> _PROBLEM STATEMENT_
Each entry that follows is to be retyped exactly. Pictures do not belong in the copy.

Collected data entries
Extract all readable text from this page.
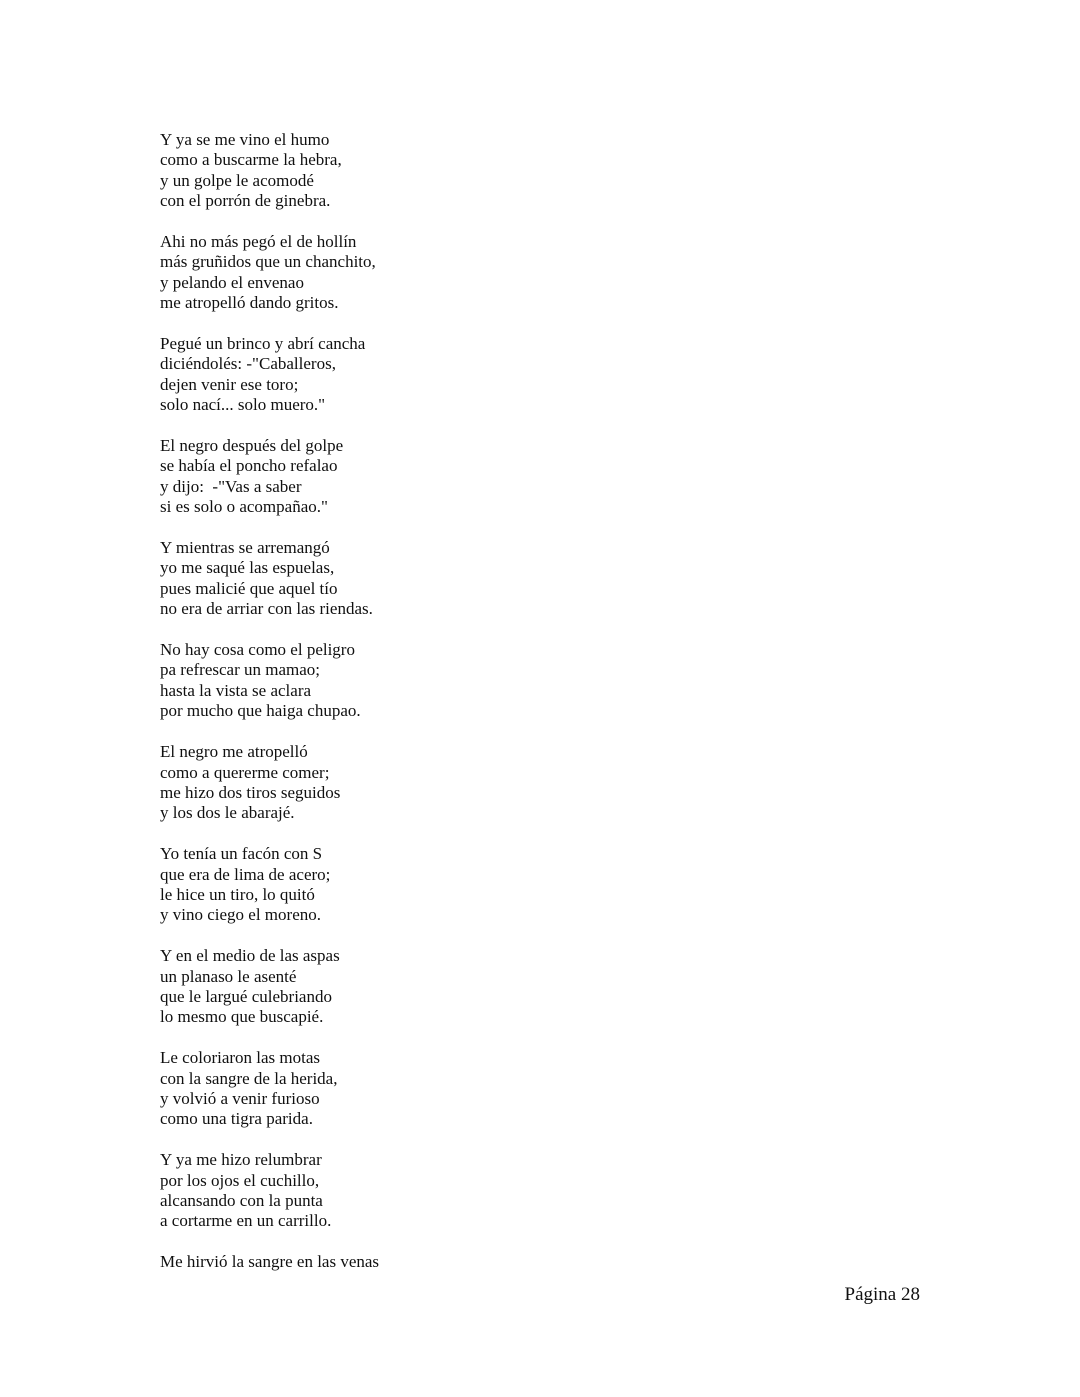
Y ya se me vino el humo
como a buscarme la hebra,
y un golpe le acomodé
con el porrón de ginebra.

Ahi no más pegó el de hollín
más gruñidos que un chanchito,
y pelando el envenao
me atropelló dando gritos.

Pegué un brinco y abrí cancha
diciéndolés: -"Caballeros,
dejen venir ese toro;
solo nací... solo muero."

El negro después del golpe
se había el poncho refalao
y dijo:  -"Vas a saber
si es solo o acompañao."

Y mientras se arremangó
yo me saqué las espuelas,
pues malicié que aquel tío
no era de arriar con las riendas.

No hay cosa como el peligro
pa refrescar un mamao;
hasta la vista se aclara
por mucho que haiga chupao.

El negro me atropelló
como a quererme comer;
me hizo dos tiros seguidos
y los dos le abarajé.

Yo tenía un facón con S
que era de lima de acero;
le hice un tiro, lo quitó
y vino ciego el moreno.

Y en el medio de las aspas
un planaso le asenté
que le largué culebriando
lo mesmo que buscapié.

Le coloriaron las motas
con la sangre de la herida,
y volvió a venir furioso
como una tigra parida.

Y ya me hizo relumbrar
por los ojos el cuchillo,
alcansando con la punta
a cortarme en un carrillo.

Me hirvió la sangre en las venas

Página 28
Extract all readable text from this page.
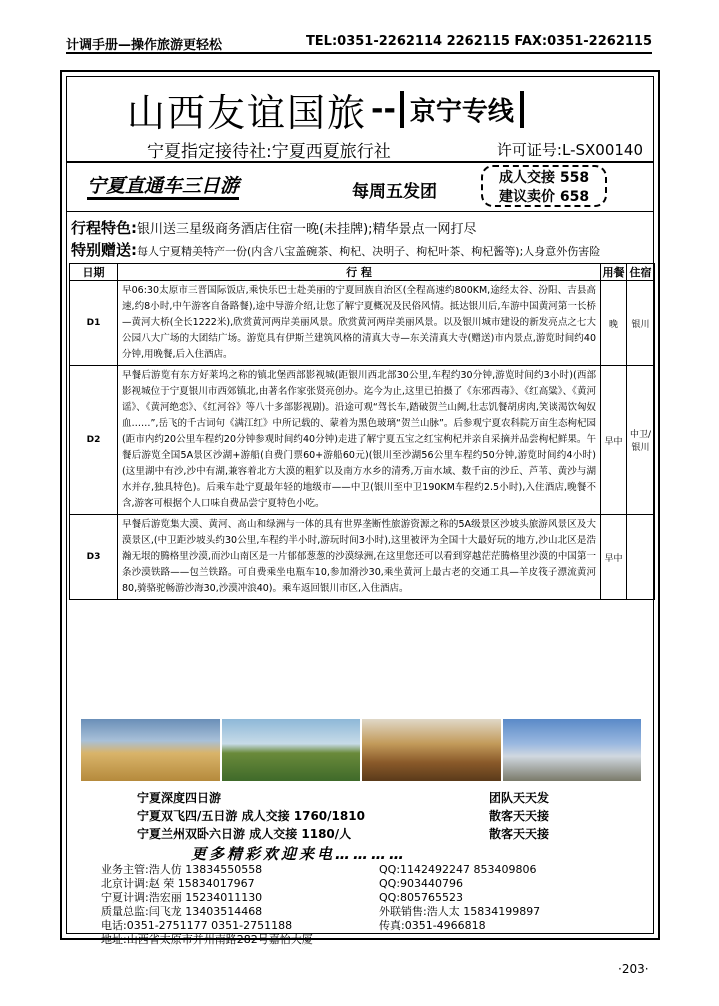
计调手册—操作旅游更轻松	TEL:0351-2262114 2262115 FAX:0351-2262115
山西友谊国旅 -- 京宁专线
宁夏指定接待社:宁夏西夏旅行社	许可证号:L-SX00140
宁夏直通车三日游	每周五发团
成人交接 558
建议卖价 658
行程特色:银川送三星级商务酒店住宿一晚(未挂牌);精华景点一网打尽
特别赠送:每人宁夏精美特产一份(内含八宝盖碗茶、枸杞、决明子、枸杞叶茶、枸杞酱等);人身意外伤害险
日期	行 程	用餐	住宿
D1	早06:30太原市三晋国际饭店,乘快乐巴士赴美丽的宁夏回族自治区(全程高速约800KM,途经太谷、汾阳、吉县高速,约8小时,中午游客自备路餐),途中导游介绍,让您了解宁夏概况及民俗风情。抵达银川后,车游中国黄河第一长桥—黄河大桥(全长1222米),欣赏黄河两岸美丽风景。欣赏黄河两岸美丽风景。以及银川城市建设的新发亮点之七大公园八大广场的大团结广场。游览具有伊斯兰建筑风格的清真大寺—东关清真大寺(赠送)市内景点,游览时间约40分钟,用晚餐,后入住酒店。	晚	银川
D2	早餐后游览有东方好莱坞之称的镇北堡西部影视城(距银川西北部30公里,车程约30分钟,游览时间约3小时)(西部影视城位于宁夏银川市西郊镇北,由著名作家张贤亮创办。迄今为止,这里已拍摄了《东邪西毒》、《红高粱》、《黄河谣》、《黄河绝恋》、《红河谷》等八十多部影视剧)。沿途可观“驾长车,踏破贺兰山阙,壮志饥餐胡虏肉,笑谈渴饮匈奴血……”,岳飞的千古词句《满江红》中所记载的、蒙着为黑色玻璃“贺兰山脉”。后参观宁夏农科院万亩生态枸杞园(距市内约20公里车程约20分钟参观时间约40分钟)走进了解宁夏五宝之红宝枸杞并亲自采摘并品尝枸杞鲜果。午餐后游览全国5A景区沙湖+游船(自费门票60+游船60元)(银川至沙湖56公里车程约50分钟,游览时间约4小时)(这里湖中有沙,沙中有湖,兼容着北方大漠的粗犷以及南方水乡的清秀,万亩水域、数千亩的沙丘、芦苇、黄沙与湖水并存,独具特色)。后乘车赴宁夏最年轻的地级市——中卫(银川至中卫190KM车程约2.5小时),入住酒店,晚餐不含,游客可根据个人口味自费品尝宁夏特色小吃。	早中	中卫/银川
D3	早餐后游览集大漠、黄河、高山和绿洲与一体的具有世界垄断性旅游资源之称的5A级景区沙坡头旅游风景区及大漠景区,(中卫距沙坡头约30公里,车程约半小时,游玩时间3小时),这里被评为全国十大最好玩的地方,沙山北区是浩瀚无垠的腾格里沙漠,而沙山南区是一片郁郁葱葱的沙漠绿洲,在这里您还可以看到穿越茫茫腾格里沙漠的中国第一条沙漠铁路——包兰铁路。可自费乘坐电瓶车10,参加滑沙30,乘坐黄河上最古老的交通工具—羊皮筏子漂流黄河80,骑骆驼畅游沙海30,沙漠冲浪40)。乘车返回银川市区,入住酒店。	早中	
宁夏深度四日游
宁夏双飞四/五日游 成人交接 1760/1810
宁夏兰州双卧六日游 成人交接 1180/人
团队天天发
散客天天接
散客天天接
更多精彩欢迎来电…………
业务主管:浩人仿 13834550558
北京计调:赵 荣 15834017967
宁夏计调:浩宏丽 15234011130
质量总监:闫飞龙 13403514468
电话:0351-2751177 0351-2751188
地址:山西省太原市并州南路282号嘉怡大厦
QQ:1142492247 853409806
QQ:903440796
QQ:805765523
外联销售:浩人太 15834199897
传真:0351-4966818
·203·
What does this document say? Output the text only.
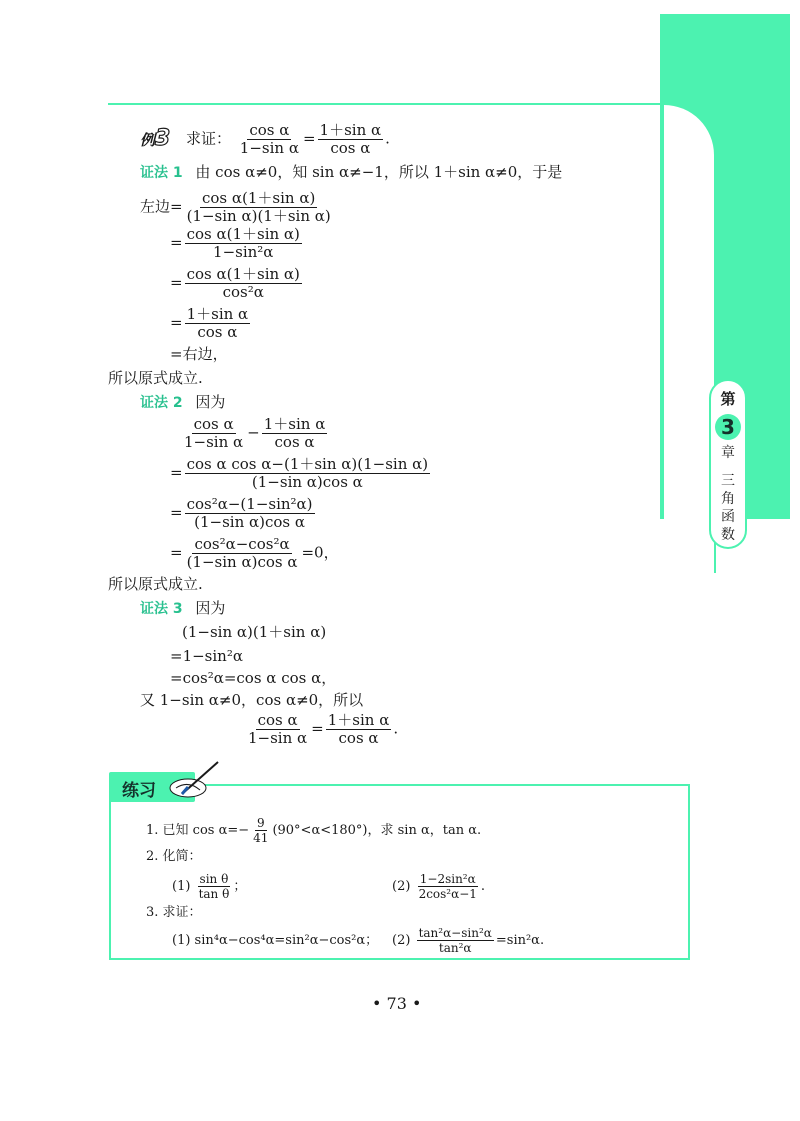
第
3
章
三
角
函
数
例3 求证： $\frac{\text{cos α}}{\text{1−sin α}} = \frac{\text{1＋sin α}}{\text{cos α}}$ .
证法 1 由 cos α≠0，知 sin α≠−1，所以 1＋sin α≠0，于是
左边= $\frac{\text{cos α(1＋sin α)}}{\text{(1−sin α)(1＋sin α)}}$
= $\frac{\text{cos α(1＋sin α)}}{\text{1−sin²α}}$
= $\frac{\text{cos α(1＋sin α)}}{\text{cos²α}}$
= $\frac{\text{1＋sin α}}{\text{cos α}}$
=右边，
所以原式成立.
证法 2 因为
$\frac{\text{cos α}}{\text{1−sin α}} - \frac{\text{1＋sin α}}{\text{cos α}}$
= $\frac{\text{cos α cos α−(1＋sin α)(1−sin α)}}{\text{(1−sin α)cos α}}$
= $\frac{\text{cos²α−(1−sin²α)}}{\text{(1−sin α)cos α}}$
= $\frac{\text{cos²α−cos²α}}{\text{(1−sin α)cos α}} =0$，
所以原式成立.
证法 3 因为
(1−sin α)(1＋sin α)
=1−sin²α
=cos²α=cos α cos α，
又 1−sin α≠0，cos α≠0，所以
$\frac{\text{cos α}}{\text{1−sin α}} = \frac{\text{1＋sin α}}{\text{cos α}}$ .
练习
1. 已知 $\cos \alpha=- \frac{9}{41} (90^\circ<\alpha<180^\circ)$，求 sin α，tan α.
2. 化简：
$(1) \frac{\text{sin θ}}{\text{tan θ}}$ ；	$(2) \frac{\text{1−2sin²α}}{\text{2cos²α−1}}$ .
3. 求证：
(1) sin⁴α−cos⁴α=sin²α−cos²α； $(2) \frac{\text{tan²α−sin²α}}{\text{tan²α}} =\sin^2\alpha$.
• 73 •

> _WORKED ANSWER_
Extract all readable text from this page.
Y ya se me vino el humo
como a buscarme la hebra,
y un golpe le acomodé
con el porrón de ginebra.

Ahi no más pegó el de hollín
más gruñidos que un chanchito,
y pelando el envenao
me atropelló dando gritos.

Pegué un brinco y abrí cancha
diciéndolés: -"Caballeros,
dejen venir ese toro;
solo nací... solo muero."

El negro después del golpe
se había el poncho refalao
y dijo:  -"Vas a saber
si es solo o acompañao."

Y mientras se arremangó
yo me saqué las espuelas,
pues malicié que aquel tío
no era de arriar con las riendas.

No hay cosa como el peligro
pa refrescar un mamao;
hasta la vista se aclara
por mucho que haiga chupao.

El negro me atropelló
como a quererme comer;
me hizo dos tiros seguidos
y los dos le abarajé.

Yo tenía un facón con S
que era de lima de acero;
le hice un tiro, lo quitó
y vino ciego el moreno.

Y en el medio de las aspas
un planaso le asenté
que le largué culebriando
lo mesmo que buscapié.

Le coloriaron las motas
con la sangre de la herida,
y volvió a venir furioso
como una tigra parida.

Y ya me hizo relumbrar
por los ojos el cuchillo,
alcansando con la punta
a cortarme en un carrillo.

Me hirvió la sangre en las venas

Página 28
Extract all readable text from this page.
计调手册—操作旅游更轻松	TEL:0351-2262114 2262115 FAX:0351-2262115
山西友谊国旅 -- 京宁专线
宁夏指定接待社:宁夏西夏旅行社	许可证号:L-SX00140
宁夏直通车三日游	每周五发团
成人交接 558
建议卖价 658
行程特色:银川送三星级商务酒店住宿一晚(未挂牌);精华景点一网打尽
特别赠送:每人宁夏精美特产一份(内含八宝盖碗茶、枸杞、决明子、枸杞叶茶、枸杞酱等);人身意外伤害险
日期	行 程	用餐	住宿
D1	早06:30太原市三晋国际饭店,乘快乐巴士赴美丽的宁夏回族自治区(全程高速约800KM,途经太谷、汾阳、吉县高速,约8小时,中午游客自备路餐),途中导游介绍,让您了解宁夏概况及民俗风情。抵达银川后,车游中国黄河第一长桥—黄河大桥(全长1222米),欣赏黄河两岸美丽风景。欣赏黄河两岸美丽风景。以及银川城市建设的新发亮点之七大公园八大广场的大团结广场。游览具有伊斯兰建筑风格的清真大寺—东关清真大寺(赠送)市内景点,游览时间约40分钟,用晚餐,后入住酒店。	晚	银川
D2	早餐后游览有东方好莱坞之称的镇北堡西部影视城(距银川西北部30公里,车程约30分钟,游览时间约3小时)(西部影视城位于宁夏银川市西郊镇北,由著名作家张贤亮创办。迄今为止,这里已拍摄了《东邪西毒》、《红高粱》、《黄河谣》、《黄河绝恋》、《红河谷》等八十多部影视剧)。沿途可观“驾长车,踏破贺兰山阙,壮志饥餐胡虏肉,笑谈渴饮匈奴血……”,岳飞的千古词句《满江红》中所记载的、蒙着为黑色玻璃“贺兰山脉”。后参观宁夏农科院万亩生态枸杞园(距市内约20公里车程约20分钟参观时间约40分钟)走进了解宁夏五宝之红宝枸杞并亲自采摘并品尝枸杞鲜果。午餐后游览全国5A景区沙湖+游船(自费门票60+游船60元)(银川至沙湖56公里车程约50分钟,游览时间约4小时)(这里湖中有沙,沙中有湖,兼容着北方大漠的粗犷以及南方水乡的清秀,万亩水域、数千亩的沙丘、芦苇、黄沙与湖水并存,独具特色)。后乘车赴宁夏最年轻的地级市——中卫(银川至中卫190KM车程约2.5小时),入住酒店,晚餐不含,游客可根据个人口味自费品尝宁夏特色小吃。	早中	中卫/银川
D3	早餐后游览集大漠、黄河、高山和绿洲与一体的具有世界垄断性旅游资源之称的5A级景区沙坡头旅游风景区及大漠景区,(中卫距沙坡头约30公里,车程约半小时,游玩时间3小时),这里被评为全国十大最好玩的地方,沙山北区是浩瀚无垠的腾格里沙漠,而沙山南区是一片郁郁葱葱的沙漠绿洲,在这里您还可以看到穿越茫茫腾格里沙漠的中国第一条沙漠铁路——包兰铁路。可自费乘坐电瓶车10,参加滑沙30,乘坐黄河上最古老的交通工具—羊皮筏子漂流黄河80,骑骆驼畅游沙海30,沙漠冲浪40)。乘车返回银川市区,入住酒店。	早中	
宁夏深度四日游
宁夏双飞四/五日游 成人交接 1760/1810
宁夏兰州双卧六日游 成人交接 1180/人
团队天天发
散客天天接
散客天天接
更多精彩欢迎来电…………
业务主管:浩人仿 13834550558
北京计调:赵 荣 15834017967
宁夏计调:浩宏丽 15234011130
质量总监:闫飞龙 13403514468
电话:0351-2751177 0351-2751188
地址:山西省太原市并州南路282号嘉怡大厦
QQ:1142492247 853409806
QQ:903440796
QQ:805765523
外联销售:浩人太 15834199897
传真:0351-4966818
·203·
What does this document say? Output the text only.
第
3
章
三
角
函
数
例3 求证： $\frac{\text{cos α}}{\text{1−sin α}} = \frac{\text{1＋sin α}}{\text{cos α}}$ .
证法 1 由 cos α≠0，知 sin α≠−1，所以 1＋sin α≠0，于是
左边= $\frac{\text{cos α(1＋sin α)}}{\text{(1−sin α)(1＋sin α)}}$
= $\frac{\text{cos α(1＋sin α)}}{\text{1−sin²α}}$
= $\frac{\text{cos α(1＋sin α)}}{\text{cos²α}}$
= $\frac{\text{1＋sin α}}{\text{cos α}}$
=右边，
所以原式成立.
证法 2 因为
$\frac{\text{cos α}}{\text{1−sin α}} - \frac{\text{1＋sin α}}{\text{cos α}}$
= $\frac{\text{cos α cos α−(1＋sin α)(1−sin α)}}{\text{(1−sin α)cos α}}$
= $\frac{\text{cos²α−(1−sin²α)}}{\text{(1−sin α)cos α}}$
= $\frac{\text{cos²α−cos²α}}{\text{(1−sin α)cos α}} =0$，
所以原式成立.
证法 3 因为
(1−sin α)(1＋sin α)
=1−sin²α
=cos²α=cos α cos α，
又 1−sin α≠0，cos α≠0，所以
$\frac{\text{cos α}}{\text{1−sin α}} = \frac{\text{1＋sin α}}{\text{cos α}}$ .
练习
1. 已知 $\cos \alpha=- \frac{9}{41} (90^\circ<\alpha<180^\circ)$，求 sin α，tan α.
2. 化简：
$(1) \frac{\text{sin θ}}{\text{tan θ}}$ ；	$(2) \frac{\text{1−2sin²α}}{\text{2cos²α−1}}$ .
3. 求证：
(1) sin⁴α−cos⁴α=sin²α−cos²α； $(2) \frac{\text{tan²α−sin²α}}{\text{tan²α}} =\sin^2\alpha$.
• 73 •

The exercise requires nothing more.